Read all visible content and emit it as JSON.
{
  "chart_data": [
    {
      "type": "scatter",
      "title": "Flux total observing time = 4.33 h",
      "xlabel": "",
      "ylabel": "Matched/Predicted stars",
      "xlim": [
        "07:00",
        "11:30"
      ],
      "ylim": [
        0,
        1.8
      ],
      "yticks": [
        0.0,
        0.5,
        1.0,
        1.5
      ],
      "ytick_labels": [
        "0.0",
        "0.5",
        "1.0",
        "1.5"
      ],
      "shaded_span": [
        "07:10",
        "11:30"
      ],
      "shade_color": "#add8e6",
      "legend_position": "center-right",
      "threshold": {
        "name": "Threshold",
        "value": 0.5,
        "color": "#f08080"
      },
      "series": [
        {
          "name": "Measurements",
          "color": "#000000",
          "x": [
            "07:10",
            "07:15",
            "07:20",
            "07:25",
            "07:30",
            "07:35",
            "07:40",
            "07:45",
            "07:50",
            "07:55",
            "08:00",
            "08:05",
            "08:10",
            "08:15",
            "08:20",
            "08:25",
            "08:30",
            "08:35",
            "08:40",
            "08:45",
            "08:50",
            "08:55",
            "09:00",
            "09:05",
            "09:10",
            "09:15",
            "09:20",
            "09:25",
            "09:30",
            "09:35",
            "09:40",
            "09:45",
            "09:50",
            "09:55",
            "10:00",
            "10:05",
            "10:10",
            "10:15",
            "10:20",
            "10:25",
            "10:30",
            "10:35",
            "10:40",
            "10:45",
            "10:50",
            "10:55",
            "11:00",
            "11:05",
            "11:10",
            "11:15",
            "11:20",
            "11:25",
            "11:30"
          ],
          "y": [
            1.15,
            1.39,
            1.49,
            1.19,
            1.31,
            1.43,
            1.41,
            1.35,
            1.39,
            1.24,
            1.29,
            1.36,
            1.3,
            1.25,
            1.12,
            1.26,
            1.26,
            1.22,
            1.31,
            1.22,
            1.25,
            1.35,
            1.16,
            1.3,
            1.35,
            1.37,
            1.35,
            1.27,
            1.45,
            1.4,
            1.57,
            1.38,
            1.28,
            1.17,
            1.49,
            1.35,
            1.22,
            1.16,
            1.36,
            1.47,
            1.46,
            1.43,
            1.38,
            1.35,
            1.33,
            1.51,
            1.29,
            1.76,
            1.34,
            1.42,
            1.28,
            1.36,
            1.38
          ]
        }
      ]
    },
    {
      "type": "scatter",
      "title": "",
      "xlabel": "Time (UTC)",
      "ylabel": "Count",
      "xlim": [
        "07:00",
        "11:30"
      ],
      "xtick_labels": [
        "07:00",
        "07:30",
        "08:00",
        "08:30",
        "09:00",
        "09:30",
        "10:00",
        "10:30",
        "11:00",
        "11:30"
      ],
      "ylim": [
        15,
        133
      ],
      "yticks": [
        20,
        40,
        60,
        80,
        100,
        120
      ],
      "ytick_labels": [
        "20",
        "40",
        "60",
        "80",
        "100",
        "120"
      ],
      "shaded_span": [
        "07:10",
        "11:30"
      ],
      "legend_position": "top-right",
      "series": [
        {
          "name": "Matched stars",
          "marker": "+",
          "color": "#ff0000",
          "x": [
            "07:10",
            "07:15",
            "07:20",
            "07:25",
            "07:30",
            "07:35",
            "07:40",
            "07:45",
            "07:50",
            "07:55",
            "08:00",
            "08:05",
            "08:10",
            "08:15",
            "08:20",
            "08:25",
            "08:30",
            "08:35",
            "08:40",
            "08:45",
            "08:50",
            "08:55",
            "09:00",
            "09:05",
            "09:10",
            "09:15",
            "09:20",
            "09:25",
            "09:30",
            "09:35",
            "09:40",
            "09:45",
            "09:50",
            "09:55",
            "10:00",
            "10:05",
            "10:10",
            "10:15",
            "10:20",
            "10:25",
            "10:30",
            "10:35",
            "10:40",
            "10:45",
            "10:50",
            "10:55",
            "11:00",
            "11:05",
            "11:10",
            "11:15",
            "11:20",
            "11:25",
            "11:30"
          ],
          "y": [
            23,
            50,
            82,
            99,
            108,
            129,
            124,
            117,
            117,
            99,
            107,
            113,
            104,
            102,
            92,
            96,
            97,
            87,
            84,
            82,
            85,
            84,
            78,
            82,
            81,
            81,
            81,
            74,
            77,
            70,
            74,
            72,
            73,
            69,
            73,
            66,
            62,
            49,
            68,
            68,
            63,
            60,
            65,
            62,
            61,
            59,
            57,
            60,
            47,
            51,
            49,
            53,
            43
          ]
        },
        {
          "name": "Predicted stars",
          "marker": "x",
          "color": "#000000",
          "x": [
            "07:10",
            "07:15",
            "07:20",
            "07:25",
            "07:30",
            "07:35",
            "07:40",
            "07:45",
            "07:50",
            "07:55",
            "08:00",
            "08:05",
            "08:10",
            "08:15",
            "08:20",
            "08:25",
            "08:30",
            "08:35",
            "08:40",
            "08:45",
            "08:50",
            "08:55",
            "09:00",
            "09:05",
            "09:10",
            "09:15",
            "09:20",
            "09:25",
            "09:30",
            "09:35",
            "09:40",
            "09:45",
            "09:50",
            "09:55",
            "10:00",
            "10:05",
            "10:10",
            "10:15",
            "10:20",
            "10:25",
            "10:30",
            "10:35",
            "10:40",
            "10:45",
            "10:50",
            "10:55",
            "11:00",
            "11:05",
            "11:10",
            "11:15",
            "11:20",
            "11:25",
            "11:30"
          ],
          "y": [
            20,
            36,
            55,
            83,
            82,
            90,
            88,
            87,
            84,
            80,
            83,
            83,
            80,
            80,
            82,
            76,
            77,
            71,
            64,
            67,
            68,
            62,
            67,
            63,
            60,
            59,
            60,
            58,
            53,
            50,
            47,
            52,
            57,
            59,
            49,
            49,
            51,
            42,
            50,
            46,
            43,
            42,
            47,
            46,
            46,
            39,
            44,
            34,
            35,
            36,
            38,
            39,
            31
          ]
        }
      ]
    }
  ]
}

┄┄┄┄┄┄

§ **Goal**
All of the entries need to be reproduced exactly; please write them out.

§ **Answer to this task**
Read all visible content and emit it as JSON.
{
  "chart_data": [
    {
      "type": "scatter",
      "title": "Flux total observing time = 4.33 h",
      "xlabel": "",
      "ylabel": "Matched/Predicted stars",
      "xlim": [
        "07:00",
        "11:30"
      ],
      "ylim": [
        0,
        1.8
      ],
      "yticks": [
        0.0,
        0.5,
        1.0,
        1.5
      ],
      "ytick_labels": [
        "0.0",
        "0.5",
        "1.0",
        "1.5"
      ],
      "shaded_span": [
        "07:10",
        "11:30"
      ],
      "shade_color": "#add8e6",
      "legend_position": "center-right",
      "threshold": {
        "name": "Threshold",
        "value": 0.5,
        "color": "#f08080"
      },
      "series": [
        {
          "name": "Measurements",
          "color": "#000000",
          "x": [
            "07:10",
            "07:15",
            "07:20",
            "07:25",
            "07:30",
            "07:35",
            "07:40",
            "07:45",
            "07:50",
            "07:55",
            "08:00",
            "08:05",
            "08:10",
            "08:15",
            "08:20",
            "08:25",
            "08:30",
            "08:35",
            "08:40",
            "08:45",
            "08:50",
            "08:55",
            "09:00",
            "09:05",
            "09:10",
            "09:15",
            "09:20",
            "09:25",
            "09:30",
            "09:35",
            "09:40",
            "09:45",
            "09:50",
            "09:55",
            "10:00",
            "10:05",
            "10:10",
            "10:15",
            "10:20",
            "10:25",
            "10:30",
            "10:35",
            "10:40",
            "10:45",
            "10:50",
            "10:55",
            "11:00",
            "11:05",
            "11:10",
            "11:15",
            "11:20",
            "11:25",
            "11:30"
          ],
          "y": [
            1.15,
            1.39,
            1.49,
            1.19,
            1.31,
            1.43,
            1.41,
            1.35,
            1.39,
            1.24,
            1.29,
            1.36,
            1.3,
            1.25,
            1.12,
            1.26,
            1.26,
            1.22,
            1.31,
            1.22,
            1.25,
            1.35,
            1.16,
            1.3,
            1.35,
            1.37,
            1.35,
            1.27,
            1.45,
            1.4,
            1.57,
            1.38,
            1.28,
            1.17,
            1.49,
            1.35,
            1.22,
            1.16,
            1.36,
            1.47,
            1.46,
            1.43,
            1.38,
            1.35,
            1.33,
            1.51,
            1.29,
            1.76,
            1.34,
            1.42,
            1.28,
            1.36,
            1.38
          ]
        }
      ]
    },
    {
      "type": "scatter",
      "title": "",
      "xlabel": "Time (UTC)",
      "ylabel": "Count",
      "xlim": [
        "07:00",
        "11:30"
      ],
      "xtick_labels": [
        "07:00",
        "07:30",
        "08:00",
        "08:30",
        "09:00",
        "09:30",
        "10:00",
        "10:30",
        "11:00",
        "11:30"
      ],
      "ylim": [
        15,
        133
      ],
      "yticks": [
        20,
        40,
        60,
        80,
        100,
        120
      ],
      "ytick_labels": [
        "20",
        "40",
        "60",
        "80",
        "100",
        "120"
      ],
      "shaded_span": [
        "07:10",
        "11:30"
      ],
      "legend_position": "top-right",
      "series": [
        {
          "name": "Matched stars",
          "marker": "+",
          "color": "#ff0000",
          "x": [
            "07:10",
            "07:15",
            "07:20",
            "07:25",
            "07:30",
            "07:35",
            "07:40",
            "07:45",
            "07:50",
            "07:55",
            "08:00",
            "08:05",
            "08:10",
            "08:15",
            "08:20",
            "08:25",
            "08:30",
            "08:35",
            "08:40",
            "08:45",
            "08:50",
            "08:55",
            "09:00",
            "09:05",
            "09:10",
            "09:15",
            "09:20",
            "09:25",
            "09:30",
            "09:35",
            "09:40",
            "09:45",
            "09:50",
            "09:55",
            "10:00",
            "10:05",
            "10:10",
            "10:15",
            "10:20",
            "10:25",
            "10:30",
            "10:35",
            "10:40",
            "10:45",
            "10:50",
            "10:55",
            "11:00",
            "11:05",
            "11:10",
            "11:15",
            "11:20",
            "11:25",
            "11:30"
          ],
          "y": [
            23,
            50,
            82,
            99,
            108,
            129,
            124,
            117,
            117,
            99,
            107,
            113,
            104,
            102,
            92,
            96,
            97,
            87,
            84,
            82,
            85,
            84,
            78,
            82,
            81,
            81,
            81,
            74,
            77,
            70,
            74,
            72,
            73,
            69,
            73,
            66,
            62,
            49,
            68,
            68,
            63,
            60,
            65,
            62,
            61,
            59,
            57,
            60,
            47,
            51,
            49,
            53,
            43
          ]
        },
        {
          "name": "Predicted stars",
          "marker": "x",
          "color": "#000000",
          "x": [
            "07:10",
            "07:15",
            "07:20",
            "07:25",
            "07:30",
            "07:35",
            "07:40",
            "07:45",
            "07:50",
            "07:55",
            "08:00",
            "08:05",
            "08:10",
            "08:15",
            "08:20",
            "08:25",
            "08:30",
            "08:35",
            "08:40",
            "08:45",
            "08:50",
            "08:55",
            "09:00",
            "09:05",
            "09:10",
            "09:15",
            "09:20",
            "09:25",
            "09:30",
            "09:35",
            "09:40",
            "09:45",
            "09:50",
            "09:55",
            "10:00",
            "10:05",
            "10:10",
            "10:15",
            "10:20",
            "10:25",
            "10:30",
            "10:35",
            "10:40",
            "10:45",
            "10:50",
            "10:55",
            "11:00",
            "11:05",
            "11:10",
            "11:15",
            "11:20",
            "11:25",
            "11:30"
          ],
          "y": [
            20,
            36,
            55,
            83,
            82,
            90,
            88,
            87,
            84,
            80,
            83,
            83,
            80,
            80,
            82,
            76,
            77,
            71,
            64,
            67,
            68,
            62,
            67,
            63,
            60,
            59,
            60,
            58,
            53,
            50,
            47,
            52,
            57,
            59,
            49,
            49,
            51,
            42,
            50,
            46,
            43,
            42,
            47,
            46,
            46,
            39,
            44,
            34,
            35,
            36,
            38,
            39,
            31
          ]
        }
      ]
    }
  ]
}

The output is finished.